* WRITTEN EXERCISE *
Each line of the listing that contains the word "JSON" is to be copied.

* RECORDS TO USE *
* * *

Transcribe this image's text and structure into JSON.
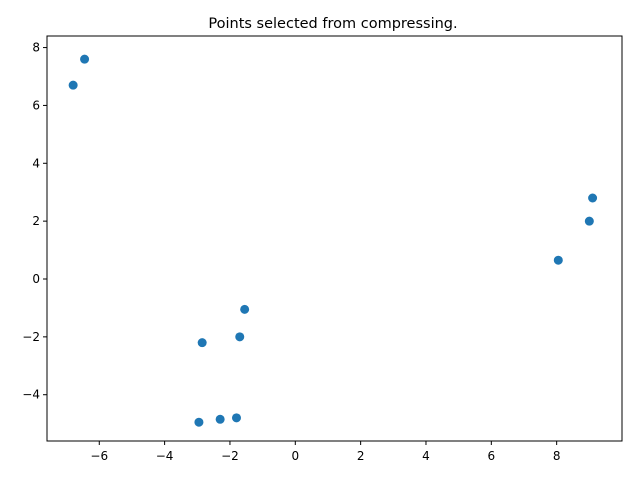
{
  "chart_data": {
    "type": "scatter",
    "title": "Points selected from compressing.",
    "xlabel": "",
    "ylabel": "",
    "xlim": [
      -7.6,
      10.0
    ],
    "ylim": [
      -5.6,
      8.4
    ],
    "xticks": [
      -6,
      -4,
      -2,
      0,
      2,
      4,
      6,
      8
    ],
    "yticks": [
      -4,
      -2,
      0,
      2,
      4,
      6,
      8
    ],
    "grid": false,
    "color": "#1f77b4",
    "x": [
      -6.45,
      -6.8,
      9.1,
      9.0,
      8.05,
      -1.55,
      -1.7,
      -2.85,
      -1.8,
      -2.3,
      -2.95
    ],
    "y": [
      7.6,
      6.7,
      2.8,
      2.0,
      0.65,
      -1.05,
      -2.0,
      -2.2,
      -4.8,
      -4.85,
      -4.95
    ]
  }
}
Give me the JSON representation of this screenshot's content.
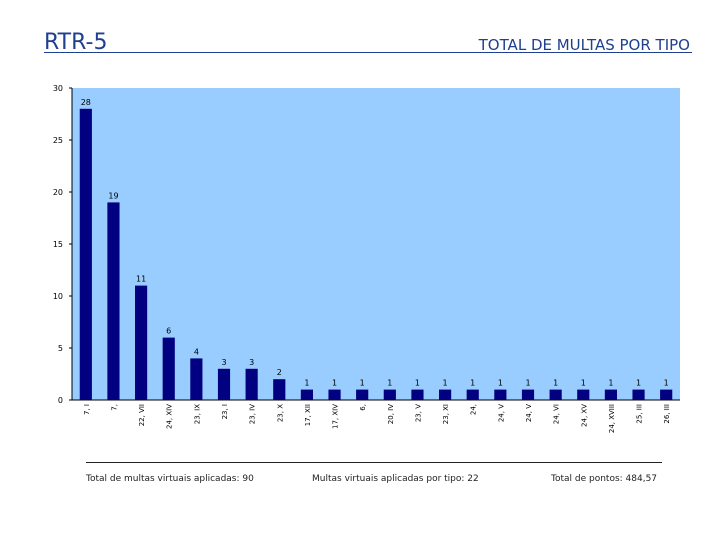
{
  "header": {
    "slide_code": "RTR-5",
    "title": "TOTAL DE MULTAS POR TIPO"
  },
  "chart_data": {
    "type": "bar",
    "title": "TOTAL DE MULTAS POR TIPO",
    "categories": [
      "7, I",
      "7,",
      "22, VII",
      "24, XIV",
      "23, IX",
      "23, I",
      "23, IV",
      "23, X",
      "17, XII",
      "17, XIV",
      "6,",
      "20, IV",
      "23, V",
      "23, XI",
      "24,",
      "24, V",
      "24, V",
      "24, VI",
      "24, XV",
      "24, XVIII",
      "25, III",
      "26, III"
    ],
    "values": [
      28,
      19,
      11,
      6,
      4,
      3,
      3,
      2,
      1,
      1,
      1,
      1,
      1,
      1,
      1,
      1,
      1,
      1,
      1,
      1,
      1,
      1
    ],
    "ylim": [
      0,
      30
    ],
    "yticks": [
      0,
      5,
      10,
      15,
      20,
      25,
      30
    ],
    "xlabel": "",
    "ylabel": "",
    "colors": {
      "plot_bg": "#99ccff",
      "bar": "#000080"
    }
  },
  "footer": {
    "total_virtual": "Total de multas virtuais aplicadas: 90",
    "per_type": "Multas virtuais aplicadas por tipo: 22",
    "total_points": "Total de pontos: 484,57"
  }
}
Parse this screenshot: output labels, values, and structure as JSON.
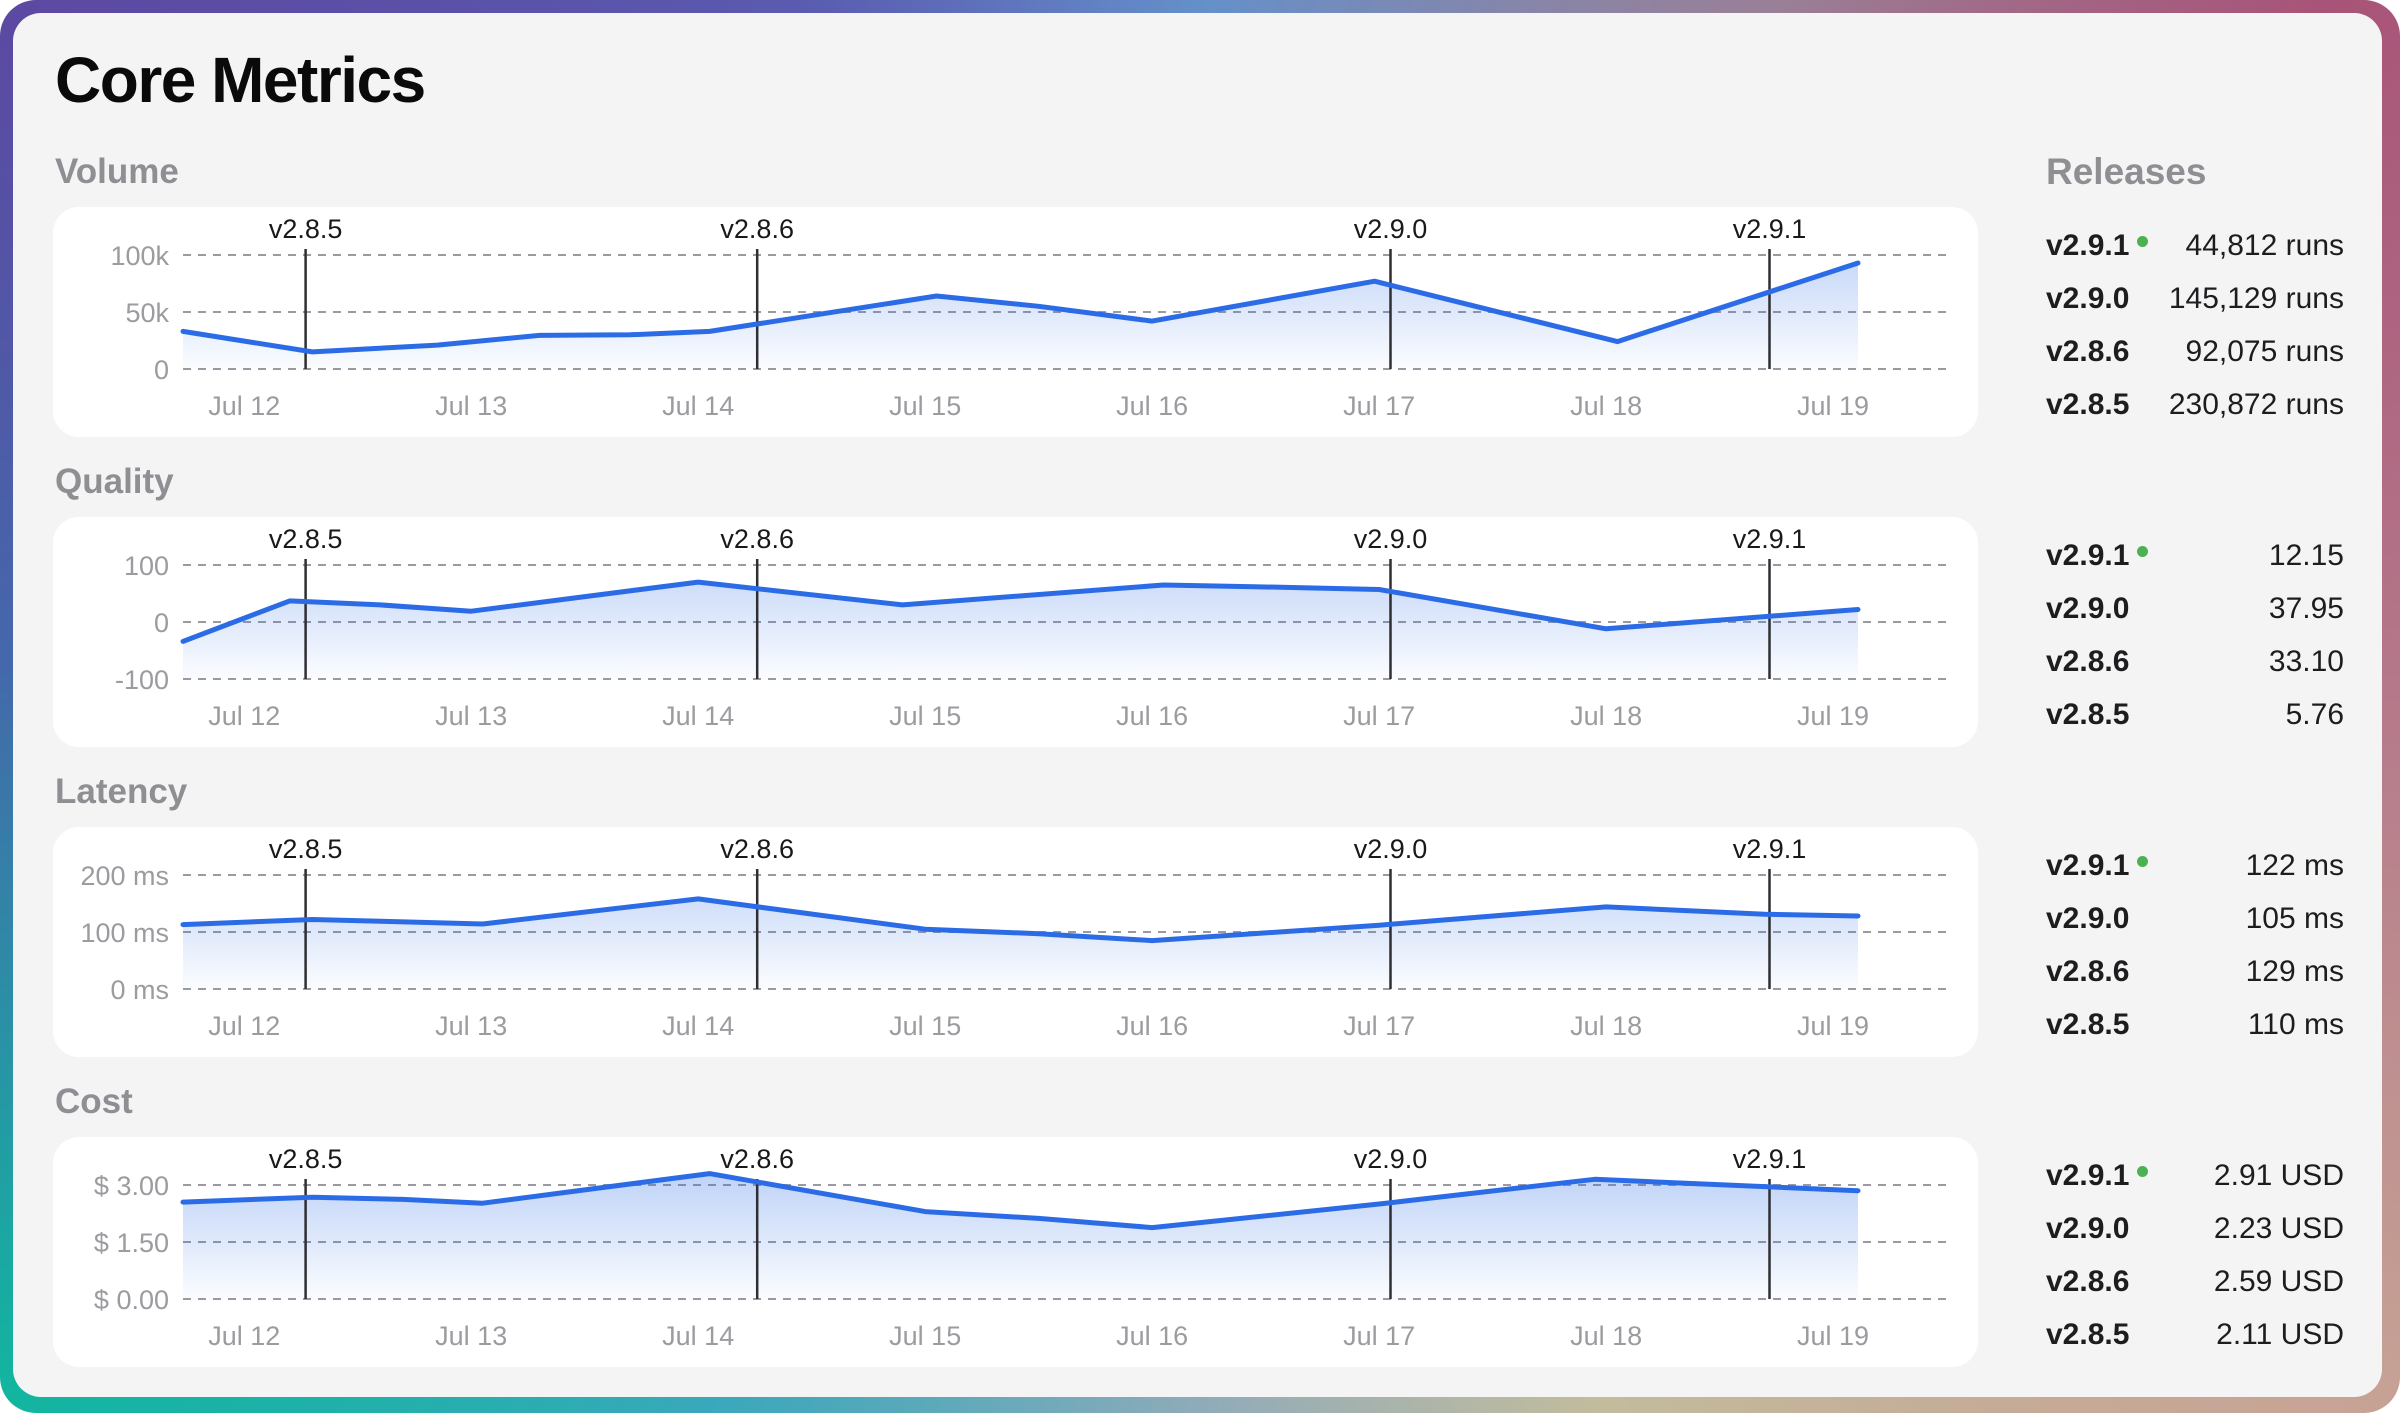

* * *

* FINISHED TASK *
Transcribe this image's text and structure into JSON.
Give me the JSON representation of this screenshot's content.
Parse this screenshot: output labels, values, and structure as JSON.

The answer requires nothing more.